**Exercise objective**
Give back the full material, exactly as it reads.

==*==

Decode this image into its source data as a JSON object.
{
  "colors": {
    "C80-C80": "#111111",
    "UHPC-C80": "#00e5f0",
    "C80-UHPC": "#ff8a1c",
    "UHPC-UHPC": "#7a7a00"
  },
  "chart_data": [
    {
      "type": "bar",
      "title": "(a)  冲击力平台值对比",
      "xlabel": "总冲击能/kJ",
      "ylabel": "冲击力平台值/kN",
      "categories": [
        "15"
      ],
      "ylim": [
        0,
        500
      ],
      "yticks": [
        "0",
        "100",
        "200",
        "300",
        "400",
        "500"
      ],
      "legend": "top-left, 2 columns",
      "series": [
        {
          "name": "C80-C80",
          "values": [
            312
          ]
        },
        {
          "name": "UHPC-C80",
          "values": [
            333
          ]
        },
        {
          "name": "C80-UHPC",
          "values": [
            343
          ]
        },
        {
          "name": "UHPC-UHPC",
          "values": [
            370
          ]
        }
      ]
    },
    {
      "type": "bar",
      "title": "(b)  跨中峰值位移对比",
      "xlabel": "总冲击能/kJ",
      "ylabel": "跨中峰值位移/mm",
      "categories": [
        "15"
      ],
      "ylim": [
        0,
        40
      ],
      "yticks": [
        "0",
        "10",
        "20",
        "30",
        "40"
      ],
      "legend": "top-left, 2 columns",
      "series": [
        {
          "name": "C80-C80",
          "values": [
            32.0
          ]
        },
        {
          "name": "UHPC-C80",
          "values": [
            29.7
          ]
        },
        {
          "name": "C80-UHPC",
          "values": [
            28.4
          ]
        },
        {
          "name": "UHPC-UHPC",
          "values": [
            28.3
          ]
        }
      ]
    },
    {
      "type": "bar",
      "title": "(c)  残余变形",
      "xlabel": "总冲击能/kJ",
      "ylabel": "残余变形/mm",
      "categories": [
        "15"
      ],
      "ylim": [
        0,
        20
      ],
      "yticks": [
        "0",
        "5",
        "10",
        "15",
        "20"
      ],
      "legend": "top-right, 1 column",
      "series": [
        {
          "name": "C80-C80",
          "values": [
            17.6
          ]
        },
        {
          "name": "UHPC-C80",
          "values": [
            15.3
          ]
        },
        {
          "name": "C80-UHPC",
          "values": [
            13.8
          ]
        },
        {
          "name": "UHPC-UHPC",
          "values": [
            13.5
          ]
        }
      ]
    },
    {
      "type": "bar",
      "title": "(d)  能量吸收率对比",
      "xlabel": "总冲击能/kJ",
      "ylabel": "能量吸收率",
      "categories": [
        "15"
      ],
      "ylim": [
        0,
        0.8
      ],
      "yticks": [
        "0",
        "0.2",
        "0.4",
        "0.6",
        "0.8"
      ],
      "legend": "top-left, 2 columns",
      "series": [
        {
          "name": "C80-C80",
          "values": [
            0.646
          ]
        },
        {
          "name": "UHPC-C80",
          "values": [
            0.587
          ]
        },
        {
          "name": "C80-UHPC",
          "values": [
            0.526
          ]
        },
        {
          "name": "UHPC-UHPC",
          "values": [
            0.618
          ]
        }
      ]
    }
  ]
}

==*==

**Solution to this exercise**
Decode this image into its source data as a JSON object.
{
  "colors": {
    "C80-C80": "#111111",
    "UHPC-C80": "#00e5f0",
    "C80-UHPC": "#ff8a1c",
    "UHPC-UHPC": "#7a7a00"
  },
  "chart_data": [
    {
      "type": "bar",
      "title": "(a)  冲击力平台值对比",
      "xlabel": "总冲击能/kJ",
      "ylabel": "冲击力平台值/kN",
      "categories": [
        "15"
      ],
      "ylim": [
        0,
        500
      ],
      "yticks": [
        "0",
        "100",
        "200",
        "300",
        "400",
        "500"
      ],
      "legend": "top-left, 2 columns",
      "series": [
        {
          "name": "C80-C80",
          "values": [
            312
          ]
        },
        {
          "name": "UHPC-C80",
          "values": [
            333
          ]
        },
        {
          "name": "C80-UHPC",
          "values": [
            343
          ]
        },
        {
          "name": "UHPC-UHPC",
          "values": [
            370
          ]
        }
      ]
    },
    {
      "type": "bar",
      "title": "(b)  跨中峰值位移对比",
      "xlabel": "总冲击能/kJ",
      "ylabel": "跨中峰值位移/mm",
      "categories": [
        "15"
      ],
      "ylim": [
        0,
        40
      ],
      "yticks": [
        "0",
        "10",
        "20",
        "30",
        "40"
      ],
      "legend": "top-left, 2 columns",
      "series": [
        {
          "name": "C80-C80",
          "values": [
            32.0
          ]
        },
        {
          "name": "UHPC-C80",
          "values": [
            29.7
          ]
        },
        {
          "name": "C80-UHPC",
          "values": [
            28.4
          ]
        },
        {
          "name": "UHPC-UHPC",
          "values": [
            28.3
          ]
        }
      ]
    },
    {
      "type": "bar",
      "title": "(c)  残余变形",
      "xlabel": "总冲击能/kJ",
      "ylabel": "残余变形/mm",
      "categories": [
        "15"
      ],
      "ylim": [
        0,
        20
      ],
      "yticks": [
        "0",
        "5",
        "10",
        "15",
        "20"
      ],
      "legend": "top-right, 1 column",
      "series": [
        {
          "name": "C80-C80",
          "values": [
            17.6
          ]
        },
        {
          "name": "UHPC-C80",
          "values": [
            15.3
          ]
        },
        {
          "name": "C80-UHPC",
          "values": [
            13.8
          ]
        },
        {
          "name": "UHPC-UHPC",
          "values": [
            13.5
          ]
        }
      ]
    },
    {
      "type": "bar",
      "title": "(d)  能量吸收率对比",
      "xlabel": "总冲击能/kJ",
      "ylabel": "能量吸收率",
      "categories": [
        "15"
      ],
      "ylim": [
        0,
        0.8
      ],
      "yticks": [
        "0",
        "0.2",
        "0.4",
        "0.6",
        "0.8"
      ],
      "legend": "top-left, 2 columns",
      "series": [
        {
          "name": "C80-C80",
          "values": [
            0.646
          ]
        },
        {
          "name": "UHPC-C80",
          "values": [
            0.587
          ]
        },
        {
          "name": "C80-UHPC",
          "values": [
            0.526
          ]
        },
        {
          "name": "UHPC-UHPC",
          "values": [
            0.618
          ]
        }
      ]
    }
  ]
}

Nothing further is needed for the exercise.